» **Available data**
◇ ◇ ◇

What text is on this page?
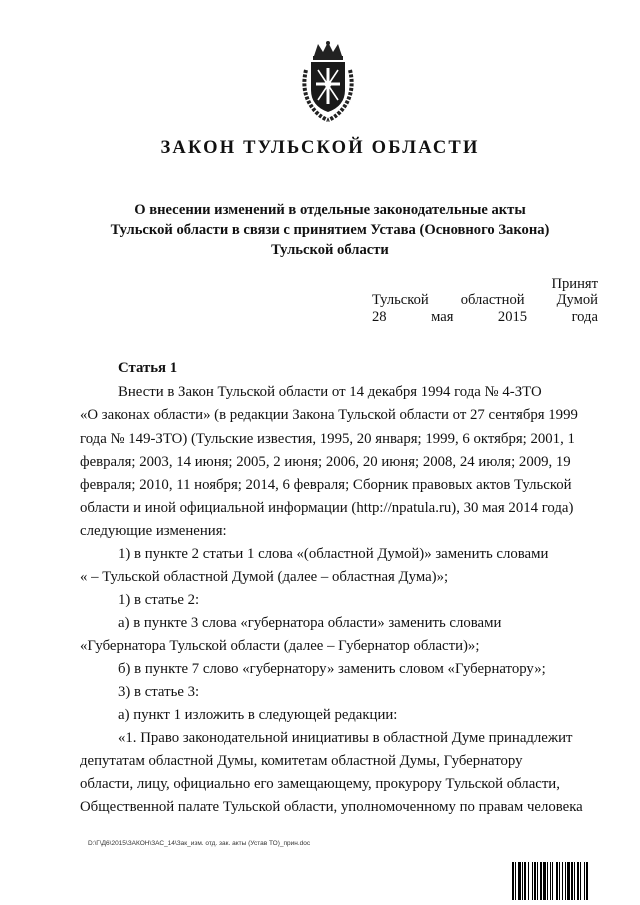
ЗАКОН ТУЛЬСКОЙ ОБЛАСТИ
О внесении изменений в отдельные законодательные акты
Тульской области в связи с принятием Устава (Основного Закона)
Тульской области
Принят
Тульской областной Думой
28	мая	2015	года
Статья 1
Внести в Закон Тульской области от 14 декабря 1994 года № 4-ЗТО
«О законах области» (в редакции Закона Тульской области от 27 сентября 1999
года № 149-ЗТО) (Тульские известия, 1995, 20 января; 1999, 6 октября; 2001, 1
февраля; 2003, 14 июня; 2005, 2 июня; 2006, 20 июня; 2008, 24 июля; 2009, 19
февраля; 2010, 11 ноября; 2014, 6 февраля; Сборник правовых актов Тульской
области и иной официальной информации (http://npatula.ru), 30 мая 2014 года)
следующие изменения:
1) в пункте 2 статьи 1 слова «(областной Думой)» заменить словами
« – Тульской областной Думой (далее – областная Дума)»;
1) в статье 2:
а) в пункте 3 слова «губернатора области» заменить словами
«Губернатора Тульской области (далее – Губернатор области)»;
б) в пункте 7 слово «губернатору» заменить словом «Губернатору»;
3) в статье 3:
а) пункт 1 изложить в следующей редакции:
«1. Право законодательной инициативы в областной Думе принадлежит
депутатам областной Думы, комитетам областной Думы, Губернатору
области, лицу, официально его замещающему, прокурору Тульской области,
Общественной палате Тульской области, уполномоченному по правам человека
D:\Г\Д6\2015\ЗАКОН\ЗАС_14\Зак_изм. отд. зак. акты (Устав ТО)_прин.doc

◇ ◇ ◇

» **Set task**
Reproduce all of the entries word for word, skipping any pictures they hold.

» **Correct output**
What text is on this page?
ЗАКОН ТУЛЬСКОЙ ОБЛАСТИ
О внесении изменений в отдельные законодательные акты
Тульской области в связи с принятием Устава (Основного Закона)
Тульской области
Принят
Тульской областной Думой
28	мая	2015	года
Статья 1
Внести в Закон Тульской области от 14 декабря 1994 года № 4-ЗТО
«О законах области» (в редакции Закона Тульской области от 27 сентября 1999
года № 149-ЗТО) (Тульские известия, 1995, 20 января; 1999, 6 октября; 2001, 1
февраля; 2003, 14 июня; 2005, 2 июня; 2006, 20 июня; 2008, 24 июля; 2009, 19
февраля; 2010, 11 ноября; 2014, 6 февраля; Сборник правовых актов Тульской
области и иной официальной информации (http://npatula.ru), 30 мая 2014 года)
следующие изменения:
1) в пункте 2 статьи 1 слова «(областной Думой)» заменить словами
« – Тульской областной Думой (далее – областная Дума)»;
1) в статье 2:
а) в пункте 3 слова «губернатора области» заменить словами
«Губернатора Тульской области (далее – Губернатор области)»;
б) в пункте 7 слово «губернатору» заменить словом «Губернатору»;
3) в статье 3:
а) пункт 1 изложить в следующей редакции:
«1. Право законодательной инициативы в областной Думе принадлежит
депутатам областной Думы, комитетам областной Думы, Губернатору
области, лицу, официально его замещающему, прокурору Тульской области,
Общественной палате Тульской области, уполномоченному по правам человека
D:\Г\Д6\2015\ЗАКОН\ЗАС_14\Зак_изм. отд. зак. акты (Устав ТО)_прин.doc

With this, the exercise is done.